Exercise -> Give the data again exactly as written, skipping any pictures.

>> Start Exercise inputs

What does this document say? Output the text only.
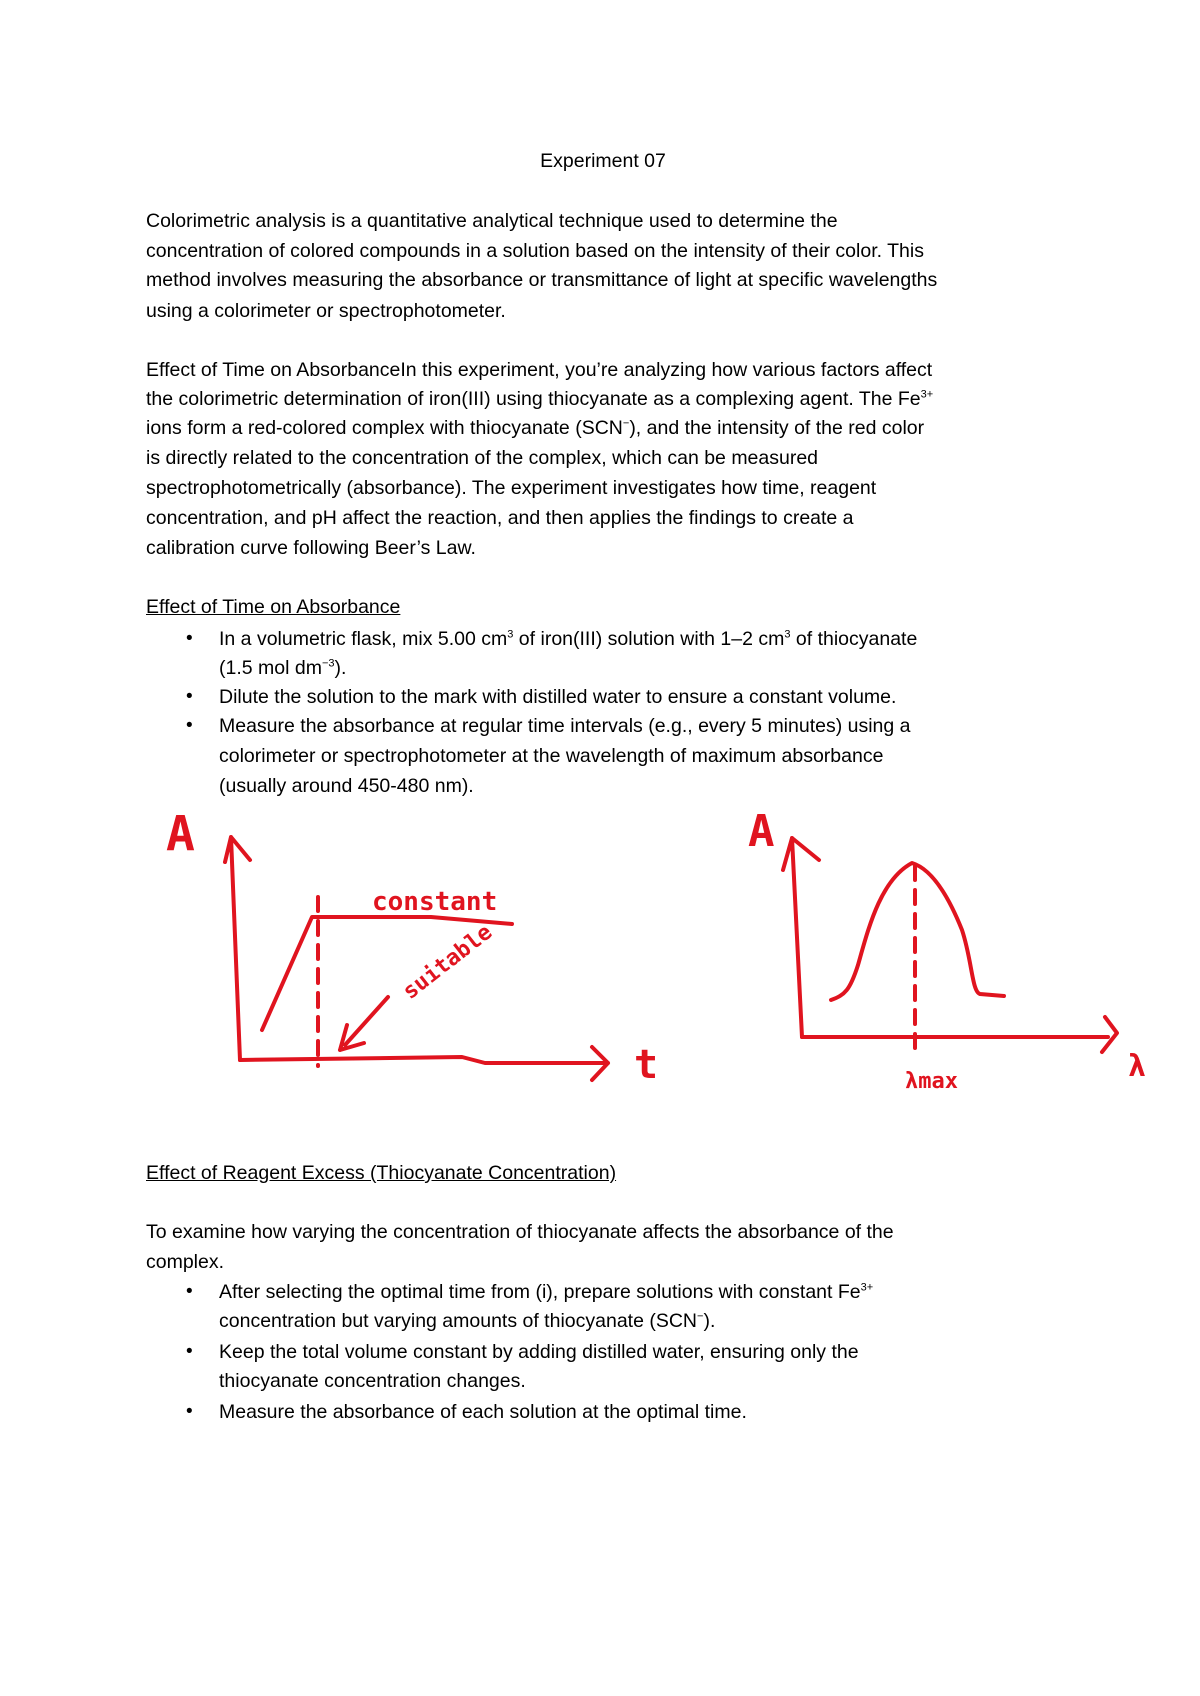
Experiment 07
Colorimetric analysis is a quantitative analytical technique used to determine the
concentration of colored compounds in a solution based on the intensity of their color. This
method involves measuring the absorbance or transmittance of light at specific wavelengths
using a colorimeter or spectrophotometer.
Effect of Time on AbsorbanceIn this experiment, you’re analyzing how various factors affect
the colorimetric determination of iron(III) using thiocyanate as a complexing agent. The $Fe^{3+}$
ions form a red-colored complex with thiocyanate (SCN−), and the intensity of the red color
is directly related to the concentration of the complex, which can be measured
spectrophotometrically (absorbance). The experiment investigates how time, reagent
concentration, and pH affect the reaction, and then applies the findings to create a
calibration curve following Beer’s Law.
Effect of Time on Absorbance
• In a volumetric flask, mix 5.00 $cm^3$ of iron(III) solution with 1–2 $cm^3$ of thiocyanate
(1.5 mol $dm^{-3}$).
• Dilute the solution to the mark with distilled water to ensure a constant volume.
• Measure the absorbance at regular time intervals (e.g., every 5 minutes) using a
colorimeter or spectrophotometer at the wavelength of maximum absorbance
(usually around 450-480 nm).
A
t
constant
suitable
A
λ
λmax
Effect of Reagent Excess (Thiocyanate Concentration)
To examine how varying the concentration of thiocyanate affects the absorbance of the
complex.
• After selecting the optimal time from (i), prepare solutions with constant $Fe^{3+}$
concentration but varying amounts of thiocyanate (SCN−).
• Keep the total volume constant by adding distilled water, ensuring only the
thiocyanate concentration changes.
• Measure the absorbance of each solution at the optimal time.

>> End Exercise inputs

Exercise output ->
What does this document say? Output the text only.
Experiment 07
Colorimetric analysis is a quantitative analytical technique used to determine the
concentration of colored compounds in a solution based on the intensity of their color. This
method involves measuring the absorbance or transmittance of light at specific wavelengths
using a colorimeter or spectrophotometer.
Effect of Time on AbsorbanceIn this experiment, you’re analyzing how various factors affect
the colorimetric determination of iron(III) using thiocyanate as a complexing agent. The $Fe^{3+}$
ions form a red-colored complex with thiocyanate (SCN−), and the intensity of the red color
is directly related to the concentration of the complex, which can be measured
spectrophotometrically (absorbance). The experiment investigates how time, reagent
concentration, and pH affect the reaction, and then applies the findings to create a
calibration curve following Beer’s Law.
Effect of Time on Absorbance
• In a volumetric flask, mix 5.00 $cm^3$ of iron(III) solution with 1–2 $cm^3$ of thiocyanate
(1.5 mol $dm^{-3}$).
• Dilute the solution to the mark with distilled water to ensure a constant volume.
• Measure the absorbance at regular time intervals (e.g., every 5 minutes) using a
colorimeter or spectrophotometer at the wavelength of maximum absorbance
(usually around 450-480 nm).
A
t
constant
suitable
A
λ
λmax
Effect of Reagent Excess (Thiocyanate Concentration)
To examine how varying the concentration of thiocyanate affects the absorbance of the
complex.
• After selecting the optimal time from (i), prepare solutions with constant $Fe^{3+}$
concentration but varying amounts of thiocyanate (SCN−).
• Keep the total volume constant by adding distilled water, ensuring only the
thiocyanate concentration changes.
• Measure the absorbance of each solution at the optimal time.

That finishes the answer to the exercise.